Work to be completed: Give an exact transcription of every line, dropping the images.

Collected data entries
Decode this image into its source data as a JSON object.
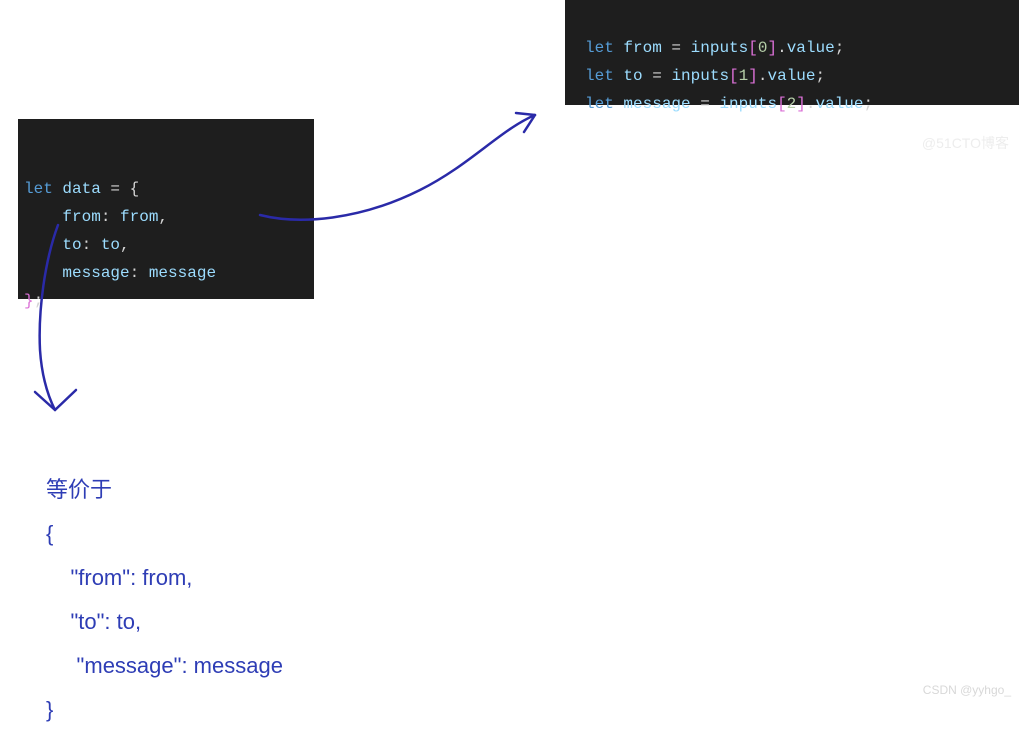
{
  "code_top": {
    "line1": {
      "kw": "let",
      "var": "from",
      "eq": " = ",
      "src": "inputs",
      "lb": "[",
      "idx": "0",
      "rb": "]",
      "dot": ".",
      "prop": "value",
      "semi": ";"
    },
    "line2": {
      "kw": "let",
      "var": "to",
      "eq": " = ",
      "src": "inputs",
      "lb": "[",
      "idx": "1",
      "rb": "]",
      "dot": ".",
      "prop": "value",
      "semi": ";"
    },
    "line3": {
      "kw": "let",
      "var": "message",
      "eq": " = ",
      "src": "inputs",
      "lb": "[",
      "idx": "2",
      "rb": "]",
      "dot": ".",
      "prop": "value",
      "semi": ";"
    }
  },
  "code_left": {
    "line1": {
      "kw": "let",
      "var": "data",
      "eq": " = ",
      "brace": "{"
    },
    "line2": {
      "indent": "    ",
      "key": "from",
      "colon": ": ",
      "val": "from",
      "comma": ","
    },
    "line3": {
      "indent": "    ",
      "key": "to",
      "colon": ": ",
      "val": "to",
      "comma": ","
    },
    "line4": {
      "indent": "    ",
      "key": "message",
      "colon": ": ",
      "val": "message"
    },
    "line5": {
      "brace": "}",
      "semi": ";"
    }
  },
  "equiv": {
    "title": "等价于",
    "open": "{",
    "l1": "    \"from\": from,",
    "l2": "    \"to\": to,",
    "l3": "     \"message\": message",
    "close": "}"
  },
  "watermark": "CSDN @yyhgo_",
  "watermark2": "@51CTO博客"
}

Output for this task:
Decode this image into its source data as a JSON object.
{
  "code_top": {
    "line1": {
      "kw": "let",
      "var": "from",
      "eq": " = ",
      "src": "inputs",
      "lb": "[",
      "idx": "0",
      "rb": "]",
      "dot": ".",
      "prop": "value",
      "semi": ";"
    },
    "line2": {
      "kw": "let",
      "var": "to",
      "eq": " = ",
      "src": "inputs",
      "lb": "[",
      "idx": "1",
      "rb": "]",
      "dot": ".",
      "prop": "value",
      "semi": ";"
    },
    "line3": {
      "kw": "let",
      "var": "message",
      "eq": " = ",
      "src": "inputs",
      "lb": "[",
      "idx": "2",
      "rb": "]",
      "dot": ".",
      "prop": "value",
      "semi": ";"
    }
  },
  "code_left": {
    "line1": {
      "kw": "let",
      "var": "data",
      "eq": " = ",
      "brace": "{"
    },
    "line2": {
      "indent": "    ",
      "key": "from",
      "colon": ": ",
      "val": "from",
      "comma": ","
    },
    "line3": {
      "indent": "    ",
      "key": "to",
      "colon": ": ",
      "val": "to",
      "comma": ","
    },
    "line4": {
      "indent": "    ",
      "key": "message",
      "colon": ": ",
      "val": "message"
    },
    "line5": {
      "brace": "}",
      "semi": ";"
    }
  },
  "equiv": {
    "title": "等价于",
    "open": "{",
    "l1": "    \"from\": from,",
    "l2": "    \"to\": to,",
    "l3": "     \"message\": message",
    "close": "}"
  },
  "watermark": "CSDN @yyhgo_",
  "watermark2": "@51CTO博客"
}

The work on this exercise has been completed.